**WORK INSTRUCTIONS**: Keep the images out and copy every entry below exactly.

◇ ◇ ◇

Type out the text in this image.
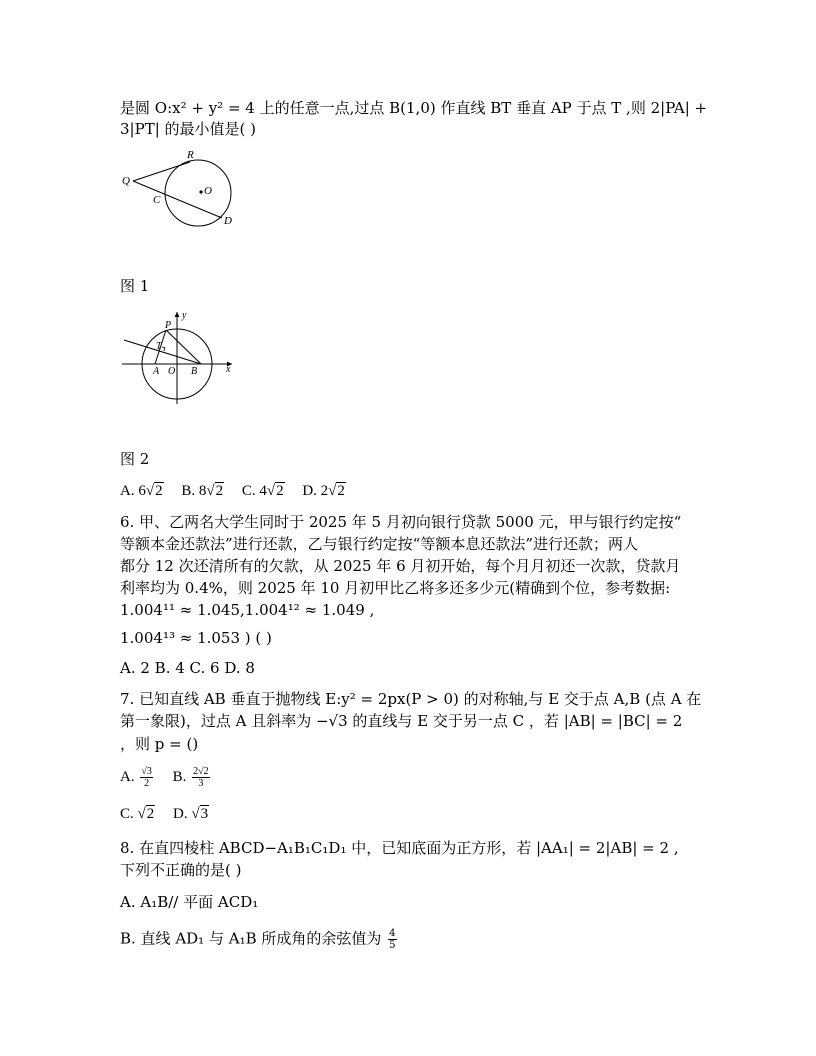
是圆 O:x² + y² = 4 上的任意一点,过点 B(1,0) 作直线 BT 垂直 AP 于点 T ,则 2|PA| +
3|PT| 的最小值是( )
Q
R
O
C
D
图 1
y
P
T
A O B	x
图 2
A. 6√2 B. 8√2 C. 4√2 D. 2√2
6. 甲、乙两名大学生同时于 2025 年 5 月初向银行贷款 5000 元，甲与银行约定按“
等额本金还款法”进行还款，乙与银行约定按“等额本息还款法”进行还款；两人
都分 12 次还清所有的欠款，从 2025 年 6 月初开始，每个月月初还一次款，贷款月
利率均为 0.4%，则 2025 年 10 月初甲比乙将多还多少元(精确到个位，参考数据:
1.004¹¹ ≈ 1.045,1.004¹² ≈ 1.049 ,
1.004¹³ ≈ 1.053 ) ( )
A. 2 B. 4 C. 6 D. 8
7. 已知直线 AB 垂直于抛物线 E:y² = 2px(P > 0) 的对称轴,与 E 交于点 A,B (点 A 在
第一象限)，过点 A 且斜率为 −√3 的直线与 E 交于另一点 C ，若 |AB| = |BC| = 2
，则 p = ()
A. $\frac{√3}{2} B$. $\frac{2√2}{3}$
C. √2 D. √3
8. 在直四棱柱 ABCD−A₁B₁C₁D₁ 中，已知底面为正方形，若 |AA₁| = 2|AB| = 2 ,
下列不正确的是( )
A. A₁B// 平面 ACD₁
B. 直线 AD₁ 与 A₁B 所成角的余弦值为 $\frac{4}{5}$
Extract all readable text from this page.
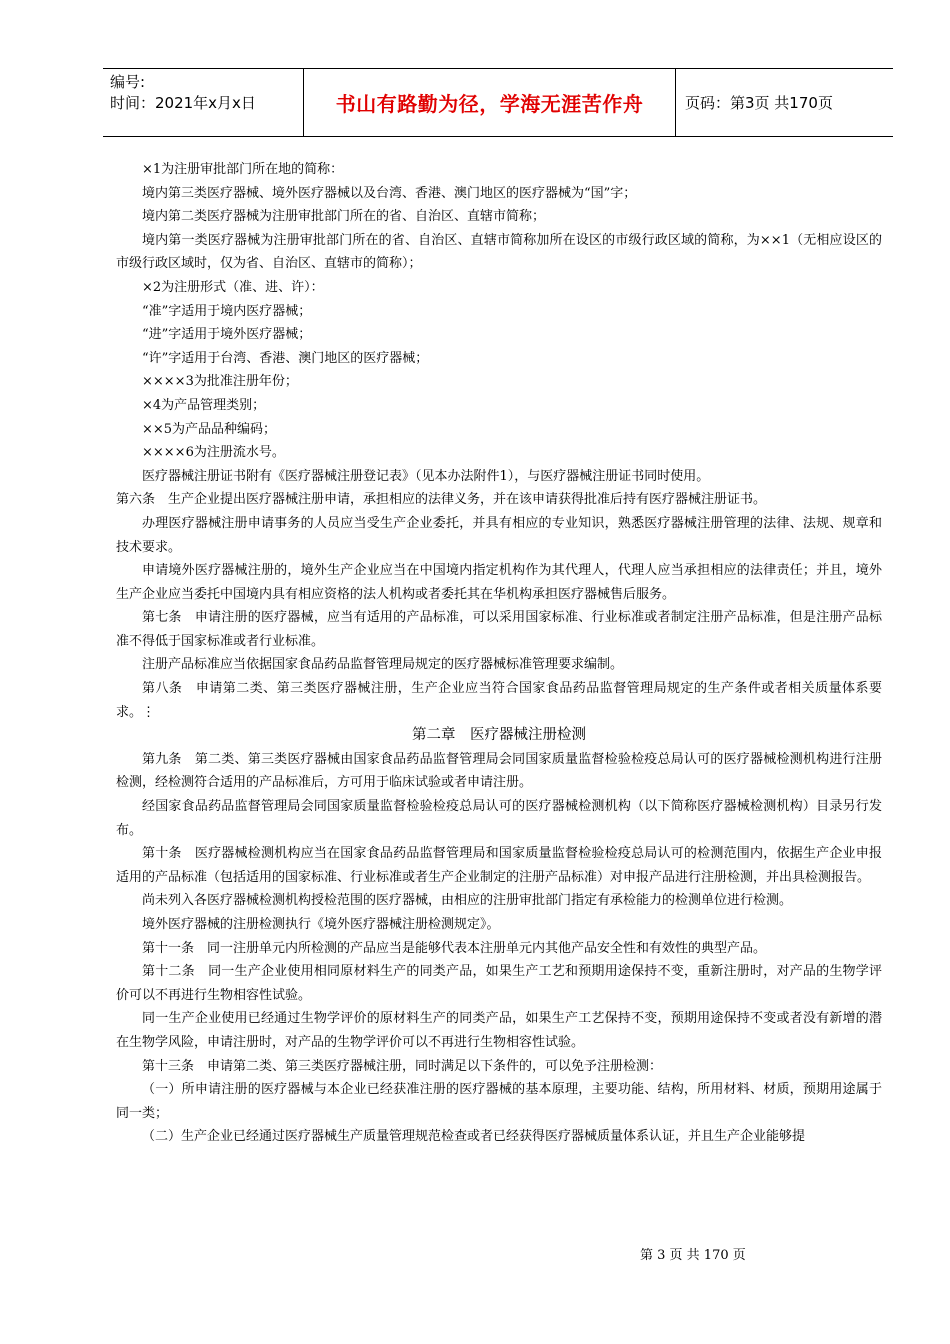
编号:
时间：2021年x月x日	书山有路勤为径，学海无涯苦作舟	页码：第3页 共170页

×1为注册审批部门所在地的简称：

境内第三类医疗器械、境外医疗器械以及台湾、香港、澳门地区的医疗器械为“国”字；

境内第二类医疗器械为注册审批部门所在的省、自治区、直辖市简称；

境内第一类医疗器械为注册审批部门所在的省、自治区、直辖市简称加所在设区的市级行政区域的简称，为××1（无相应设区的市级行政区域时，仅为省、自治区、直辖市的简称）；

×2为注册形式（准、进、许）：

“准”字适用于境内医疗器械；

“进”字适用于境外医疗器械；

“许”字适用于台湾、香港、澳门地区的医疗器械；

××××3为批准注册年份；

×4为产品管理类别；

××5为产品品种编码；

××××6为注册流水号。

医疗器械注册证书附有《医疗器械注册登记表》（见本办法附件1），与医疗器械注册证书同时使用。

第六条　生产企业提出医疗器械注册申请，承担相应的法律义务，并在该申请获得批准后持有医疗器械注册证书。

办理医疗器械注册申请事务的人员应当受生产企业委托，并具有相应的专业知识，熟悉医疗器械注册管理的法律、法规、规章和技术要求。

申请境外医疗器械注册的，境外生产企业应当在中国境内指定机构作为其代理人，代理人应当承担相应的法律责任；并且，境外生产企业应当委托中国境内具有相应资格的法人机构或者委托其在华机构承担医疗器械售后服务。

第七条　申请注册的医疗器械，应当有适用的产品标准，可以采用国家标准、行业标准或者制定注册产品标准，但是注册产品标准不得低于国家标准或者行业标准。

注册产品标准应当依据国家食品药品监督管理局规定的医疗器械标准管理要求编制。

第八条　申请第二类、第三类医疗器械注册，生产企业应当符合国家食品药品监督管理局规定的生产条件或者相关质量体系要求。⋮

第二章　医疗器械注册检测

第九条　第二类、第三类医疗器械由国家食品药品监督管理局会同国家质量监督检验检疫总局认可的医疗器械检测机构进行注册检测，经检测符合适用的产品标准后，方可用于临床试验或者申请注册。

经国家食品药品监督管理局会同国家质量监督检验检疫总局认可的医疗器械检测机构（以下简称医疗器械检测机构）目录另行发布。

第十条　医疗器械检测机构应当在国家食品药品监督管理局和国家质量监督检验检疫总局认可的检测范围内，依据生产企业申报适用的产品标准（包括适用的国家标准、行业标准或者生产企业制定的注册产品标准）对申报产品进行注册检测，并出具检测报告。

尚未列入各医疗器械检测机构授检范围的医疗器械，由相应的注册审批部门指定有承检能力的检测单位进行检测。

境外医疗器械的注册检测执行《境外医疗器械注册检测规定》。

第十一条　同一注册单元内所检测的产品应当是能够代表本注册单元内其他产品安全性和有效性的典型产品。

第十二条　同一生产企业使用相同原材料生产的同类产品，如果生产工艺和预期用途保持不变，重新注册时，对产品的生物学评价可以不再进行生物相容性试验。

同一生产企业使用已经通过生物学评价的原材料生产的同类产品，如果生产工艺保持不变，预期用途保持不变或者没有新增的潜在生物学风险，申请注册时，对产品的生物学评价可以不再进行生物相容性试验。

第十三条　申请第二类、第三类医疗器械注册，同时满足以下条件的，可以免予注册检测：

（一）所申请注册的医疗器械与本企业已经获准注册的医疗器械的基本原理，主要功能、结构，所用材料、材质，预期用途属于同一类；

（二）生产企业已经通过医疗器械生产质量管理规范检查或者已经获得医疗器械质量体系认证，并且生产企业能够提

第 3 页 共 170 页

◇ ◇ ◇

**SOLUTION BELOW**:
Type out the text in this image.
是圆 O:x² + y² = 4 上的任意一点,过点 B(1,0) 作直线 BT 垂直 AP 于点 T ,则 2|PA| +
3|PT| 的最小值是( )
Q
R
O
C
D
图 1
y
P
T
A O B	x
图 2
A. 6√2 B. 8√2 C. 4√2 D. 2√2
6. 甲、乙两名大学生同时于 2025 年 5 月初向银行贷款 5000 元，甲与银行约定按“
等额本金还款法”进行还款，乙与银行约定按“等额本息还款法”进行还款；两人
都分 12 次还清所有的欠款，从 2025 年 6 月初开始，每个月月初还一次款，贷款月
利率均为 0.4%，则 2025 年 10 月初甲比乙将多还多少元(精确到个位，参考数据:
1.004¹¹ ≈ 1.045,1.004¹² ≈ 1.049 ,
1.004¹³ ≈ 1.053 ) ( )
A. 2 B. 4 C. 6 D. 8
7. 已知直线 AB 垂直于抛物线 E:y² = 2px(P > 0) 的对称轴,与 E 交于点 A,B (点 A 在
第一象限)，过点 A 且斜率为 −√3 的直线与 E 交于另一点 C ，若 |AB| = |BC| = 2
，则 p = ()
A. $\frac{√3}{2} B$. $\frac{2√2}{3}$
C. √2 D. √3
8. 在直四棱柱 ABCD−A₁B₁C₁D₁ 中，已知底面为正方形，若 |AA₁| = 2|AB| = 2 ,
下列不正确的是( )
A. A₁B// 平面 ACD₁
B. 直线 AD₁ 与 A₁B 所成角的余弦值为 $\frac{4}{5}$
Extract all readable text from this page.
编号:
时间：2021年x月x日	书山有路勤为径，学海无涯苦作舟	页码：第3页 共170页

×1为注册审批部门所在地的简称：

境内第三类医疗器械、境外医疗器械以及台湾、香港、澳门地区的医疗器械为“国”字；

境内第二类医疗器械为注册审批部门所在的省、自治区、直辖市简称；

境内第一类医疗器械为注册审批部门所在的省、自治区、直辖市简称加所在设区的市级行政区域的简称，为××1（无相应设区的市级行政区域时，仅为省、自治区、直辖市的简称）；

×2为注册形式（准、进、许）：

“准”字适用于境内医疗器械；

“进”字适用于境外医疗器械；

“许”字适用于台湾、香港、澳门地区的医疗器械；

××××3为批准注册年份；

×4为产品管理类别；

××5为产品品种编码；

××××6为注册流水号。

医疗器械注册证书附有《医疗器械注册登记表》（见本办法附件1），与医疗器械注册证书同时使用。

第六条　生产企业提出医疗器械注册申请，承担相应的法律义务，并在该申请获得批准后持有医疗器械注册证书。

办理医疗器械注册申请事务的人员应当受生产企业委托，并具有相应的专业知识，熟悉医疗器械注册管理的法律、法规、规章和技术要求。

申请境外医疗器械注册的，境外生产企业应当在中国境内指定机构作为其代理人，代理人应当承担相应的法律责任；并且，境外生产企业应当委托中国境内具有相应资格的法人机构或者委托其在华机构承担医疗器械售后服务。

第七条　申请注册的医疗器械，应当有适用的产品标准，可以采用国家标准、行业标准或者制定注册产品标准，但是注册产品标准不得低于国家标准或者行业标准。

注册产品标准应当依据国家食品药品监督管理局规定的医疗器械标准管理要求编制。

第八条　申请第二类、第三类医疗器械注册，生产企业应当符合国家食品药品监督管理局规定的生产条件或者相关质量体系要求。⋮

第二章　医疗器械注册检测

第九条　第二类、第三类医疗器械由国家食品药品监督管理局会同国家质量监督检验检疫总局认可的医疗器械检测机构进行注册检测，经检测符合适用的产品标准后，方可用于临床试验或者申请注册。

经国家食品药品监督管理局会同国家质量监督检验检疫总局认可的医疗器械检测机构（以下简称医疗器械检测机构）目录另行发布。

第十条　医疗器械检测机构应当在国家食品药品监督管理局和国家质量监督检验检疫总局认可的检测范围内，依据生产企业申报适用的产品标准（包括适用的国家标准、行业标准或者生产企业制定的注册产品标准）对申报产品进行注册检测，并出具检测报告。

尚未列入各医疗器械检测机构授检范围的医疗器械，由相应的注册审批部门指定有承检能力的检测单位进行检测。

境外医疗器械的注册检测执行《境外医疗器械注册检测规定》。

第十一条　同一注册单元内所检测的产品应当是能够代表本注册单元内其他产品安全性和有效性的典型产品。

第十二条　同一生产企业使用相同原材料生产的同类产品，如果生产工艺和预期用途保持不变，重新注册时，对产品的生物学评价可以不再进行生物相容性试验。

同一生产企业使用已经通过生物学评价的原材料生产的同类产品，如果生产工艺保持不变，预期用途保持不变或者没有新增的潜在生物学风险，申请注册时，对产品的生物学评价可以不再进行生物相容性试验。

第十三条　申请第二类、第三类医疗器械注册，同时满足以下条件的，可以免予注册检测：

（一）所申请注册的医疗器械与本企业已经获准注册的医疗器械的基本原理，主要功能、结构，所用材料、材质，预期用途属于同一类；

（二）生产企业已经通过医疗器械生产质量管理规范检查或者已经获得医疗器械质量体系认证，并且生产企业能够提

第 3 页 共 170 页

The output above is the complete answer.